──────── Exercise data ────────

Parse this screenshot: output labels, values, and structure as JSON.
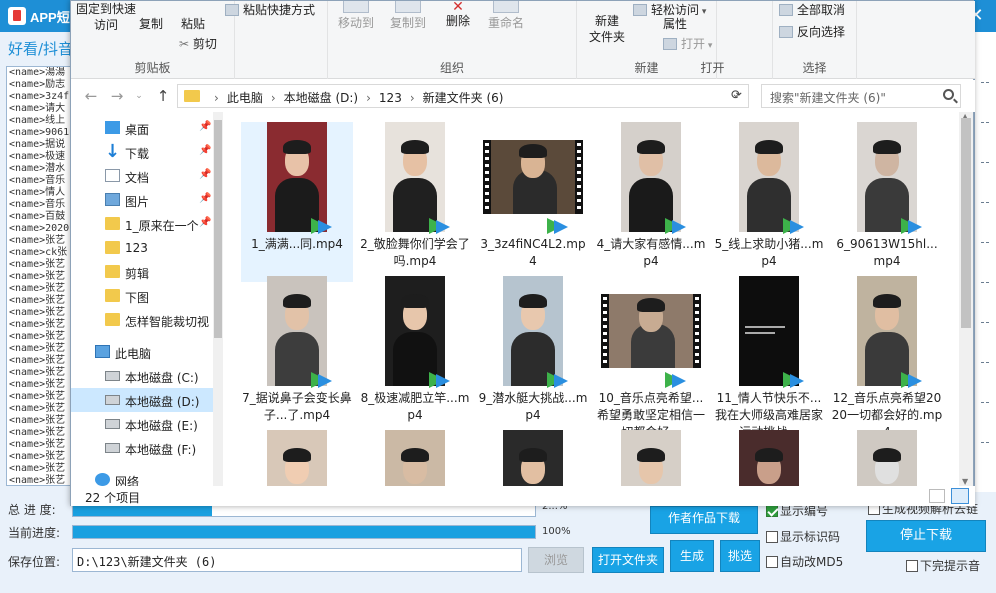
{
  "app": {
    "title": "APP短",
    "heading": "好看/抖音",
    "close": "✕",
    "list_lines": [
      "<name>湯湯",
      "<name>励志",
      "<name>3z4f",
      "<name>请大",
      "<name>线上",
      "<name>9061",
      "<name>据说",
      "<name>极速",
      "<name>潜水",
      "<name>音乐",
      "<name>情人",
      "<name>音乐",
      "<name>百鼓",
      "<name>2020",
      "<name>张艺",
      "<name>ck张",
      "<name>张艺",
      "<name>张艺",
      "<name>张艺",
      "<name>张艺",
      "<name>张艺",
      "<name>张艺",
      "<name>张艺",
      "<name>张艺",
      "<name>张艺",
      "<name>张艺",
      "<name>张艺",
      "<name>张艺",
      "<name>张艺",
      "<name>张艺",
      "<name>张艺",
      "<name>张艺",
      "<name>张艺",
      "<name>张艺",
      "<name>张艺"
    ],
    "total_progress_label": "总 进 度:",
    "total_progress_text": "2...%",
    "total_progress": 0.3,
    "current_progress_label": "当前进度:",
    "current_progress_text": "100%",
    "current_progress": 1.0,
    "save_label": "保存位置:",
    "save_path": "D:\\123\\新建文件夹 (6)",
    "btn_browse": "浏览",
    "btn_open_folder": "打开文件夹",
    "btn_generate": "生成",
    "btn_select": "挑选",
    "btn_author_download": "作者作品下载",
    "btn_stop": "停止下载",
    "chk_show_number": "显示编号",
    "chk_show_mark": "显示标识码",
    "chk_auto_md5": "自动改MD5",
    "chk_complete_tip": "下完提示音",
    "chk_top_right": "生成视频解析去链"
  },
  "explorer": {
    "ribbon": {
      "clipboard": {
        "label": "剪贴板",
        "pin": "固定到快速访问",
        "copy": "复制",
        "paste": "粘贴",
        "paste_shortcut": "粘贴快捷方式",
        "cut": "剪切"
      },
      "organize": {
        "label": "组织",
        "move_to": "移动到",
        "copy_to": "复制到",
        "delete": "删除",
        "rename": "重命名"
      },
      "new": {
        "label": "新建",
        "new_folder": "新建\n文件夹",
        "easy_access": "轻松访问"
      },
      "open": {
        "label": "打开",
        "properties": "属性",
        "open": "打开"
      },
      "select": {
        "label": "选择",
        "select_none": "全部取消",
        "invert": "反向选择"
      }
    },
    "address": {
      "crumbs": [
        "此电脑",
        "本地磁盘 (D:)",
        "123",
        "新建文件夹 (6)"
      ],
      "search_placeholder": "搜索\"新建文件夹 (6)\""
    },
    "nav": [
      {
        "label": "桌面",
        "icon": "desktop-icon",
        "pinned": true
      },
      {
        "label": "下载",
        "icon": "download-icon",
        "pinned": true
      },
      {
        "label": "文档",
        "icon": "document-icon",
        "pinned": true
      },
      {
        "label": "图片",
        "icon": "picture-icon",
        "pinned": true
      },
      {
        "label": "1_原来在一个",
        "icon": "folder-icon",
        "pinned": true
      },
      {
        "label": "123",
        "icon": "folder-icon",
        "pinned": false
      },
      {
        "label": "剪辑",
        "icon": "folder-icon",
        "pinned": false
      },
      {
        "label": "下图",
        "icon": "folder-icon",
        "pinned": false
      },
      {
        "label": "怎样智能裁切视",
        "icon": "folder-icon",
        "pinned": false
      },
      {
        "label": "此电脑",
        "icon": "pc-icon",
        "pinned": false
      },
      {
        "label": "本地磁盘 (C:)",
        "icon": "disk-icon",
        "pinned": false
      },
      {
        "label": "本地磁盘 (D:)",
        "icon": "disk-icon",
        "pinned": false,
        "selected": true
      },
      {
        "label": "本地磁盘 (E:)",
        "icon": "disk-icon",
        "pinned": false
      },
      {
        "label": "本地磁盘 (F:)",
        "icon": "disk-icon",
        "pinned": false
      },
      {
        "label": "网络",
        "icon": "network-icon",
        "pinned": false
      }
    ],
    "files": [
      {
        "name": "1_满满...同.mp4",
        "selected": true
      },
      {
        "name": "2_敬脸舞你们学会了吗.mp4"
      },
      {
        "name": "3_3z4fiNC4L2.mp4"
      },
      {
        "name": "4_请大家有感情...mp4"
      },
      {
        "name": "5_线上求助小猪...mp4"
      },
      {
        "name": "6_90613W15hl...mp4"
      },
      {
        "name": "7_据说鼻子会变长鼻子...了.mp4"
      },
      {
        "name": "8_极速减肥立竿...mp4"
      },
      {
        "name": "9_潜水艇大挑战...mp4"
      },
      {
        "name": "10_音乐点亮希望...希望勇敢坚定相信一切都会好..."
      },
      {
        "name": "11_情人节快乐不...我在大师级高难居家运动挑战..."
      },
      {
        "name": "12_音乐点亮希望2020一切都会好的.mp4"
      },
      {
        "name": ""
      },
      {
        "name": ""
      },
      {
        "name": ""
      },
      {
        "name": ""
      },
      {
        "name": ""
      },
      {
        "name": ""
      }
    ],
    "status_count": "22 个项目"
  }
}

────────

Given task:
Reproduce each line exactly, please, except for any pictures.

Solution:
Parse this screenshot: output labels, values, and structure as JSON.
{
  "app": {
    "title": "APP短",
    "heading": "好看/抖音",
    "close": "✕",
    "list_lines": [
      "<name>湯湯",
      "<name>励志",
      "<name>3z4f",
      "<name>请大",
      "<name>线上",
      "<name>9061",
      "<name>据说",
      "<name>极速",
      "<name>潜水",
      "<name>音乐",
      "<name>情人",
      "<name>音乐",
      "<name>百鼓",
      "<name>2020",
      "<name>张艺",
      "<name>ck张",
      "<name>张艺",
      "<name>张艺",
      "<name>张艺",
      "<name>张艺",
      "<name>张艺",
      "<name>张艺",
      "<name>张艺",
      "<name>张艺",
      "<name>张艺",
      "<name>张艺",
      "<name>张艺",
      "<name>张艺",
      "<name>张艺",
      "<name>张艺",
      "<name>张艺",
      "<name>张艺",
      "<name>张艺",
      "<name>张艺",
      "<name>张艺"
    ],
    "total_progress_label": "总 进 度:",
    "total_progress_text": "2...%",
    "total_progress": 0.3,
    "current_progress_label": "当前进度:",
    "current_progress_text": "100%",
    "current_progress": 1.0,
    "save_label": "保存位置:",
    "save_path": "D:\\123\\新建文件夹 (6)",
    "btn_browse": "浏览",
    "btn_open_folder": "打开文件夹",
    "btn_generate": "生成",
    "btn_select": "挑选",
    "btn_author_download": "作者作品下载",
    "btn_stop": "停止下载",
    "chk_show_number": "显示编号",
    "chk_show_mark": "显示标识码",
    "chk_auto_md5": "自动改MD5",
    "chk_complete_tip": "下完提示音",
    "chk_top_right": "生成视频解析去链"
  },
  "explorer": {
    "ribbon": {
      "clipboard": {
        "label": "剪贴板",
        "pin": "固定到快速访问",
        "copy": "复制",
        "paste": "粘贴",
        "paste_shortcut": "粘贴快捷方式",
        "cut": "剪切"
      },
      "organize": {
        "label": "组织",
        "move_to": "移动到",
        "copy_to": "复制到",
        "delete": "删除",
        "rename": "重命名"
      },
      "new": {
        "label": "新建",
        "new_folder": "新建\n文件夹",
        "easy_access": "轻松访问"
      },
      "open": {
        "label": "打开",
        "properties": "属性",
        "open": "打开"
      },
      "select": {
        "label": "选择",
        "select_none": "全部取消",
        "invert": "反向选择"
      }
    },
    "address": {
      "crumbs": [
        "此电脑",
        "本地磁盘 (D:)",
        "123",
        "新建文件夹 (6)"
      ],
      "search_placeholder": "搜索\"新建文件夹 (6)\""
    },
    "nav": [
      {
        "label": "桌面",
        "icon": "desktop-icon",
        "pinned": true
      },
      {
        "label": "下载",
        "icon": "download-icon",
        "pinned": true
      },
      {
        "label": "文档",
        "icon": "document-icon",
        "pinned": true
      },
      {
        "label": "图片",
        "icon": "picture-icon",
        "pinned": true
      },
      {
        "label": "1_原来在一个",
        "icon": "folder-icon",
        "pinned": true
      },
      {
        "label": "123",
        "icon": "folder-icon",
        "pinned": false
      },
      {
        "label": "剪辑",
        "icon": "folder-icon",
        "pinned": false
      },
      {
        "label": "下图",
        "icon": "folder-icon",
        "pinned": false
      },
      {
        "label": "怎样智能裁切视",
        "icon": "folder-icon",
        "pinned": false
      },
      {
        "label": "此电脑",
        "icon": "pc-icon",
        "pinned": false
      },
      {
        "label": "本地磁盘 (C:)",
        "icon": "disk-icon",
        "pinned": false
      },
      {
        "label": "本地磁盘 (D:)",
        "icon": "disk-icon",
        "pinned": false,
        "selected": true
      },
      {
        "label": "本地磁盘 (E:)",
        "icon": "disk-icon",
        "pinned": false
      },
      {
        "label": "本地磁盘 (F:)",
        "icon": "disk-icon",
        "pinned": false
      },
      {
        "label": "网络",
        "icon": "network-icon",
        "pinned": false
      }
    ],
    "files": [
      {
        "name": "1_满满...同.mp4",
        "selected": true
      },
      {
        "name": "2_敬脸舞你们学会了吗.mp4"
      },
      {
        "name": "3_3z4fiNC4L2.mp4"
      },
      {
        "name": "4_请大家有感情...mp4"
      },
      {
        "name": "5_线上求助小猪...mp4"
      },
      {
        "name": "6_90613W15hl...mp4"
      },
      {
        "name": "7_据说鼻子会变长鼻子...了.mp4"
      },
      {
        "name": "8_极速减肥立竿...mp4"
      },
      {
        "name": "9_潜水艇大挑战...mp4"
      },
      {
        "name": "10_音乐点亮希望...希望勇敢坚定相信一切都会好..."
      },
      {
        "name": "11_情人节快乐不...我在大师级高难居家运动挑战..."
      },
      {
        "name": "12_音乐点亮希望2020一切都会好的.mp4"
      },
      {
        "name": ""
      },
      {
        "name": ""
      },
      {
        "name": ""
      },
      {
        "name": ""
      },
      {
        "name": ""
      },
      {
        "name": ""
      }
    ],
    "status_count": "22 个项目"
  }
}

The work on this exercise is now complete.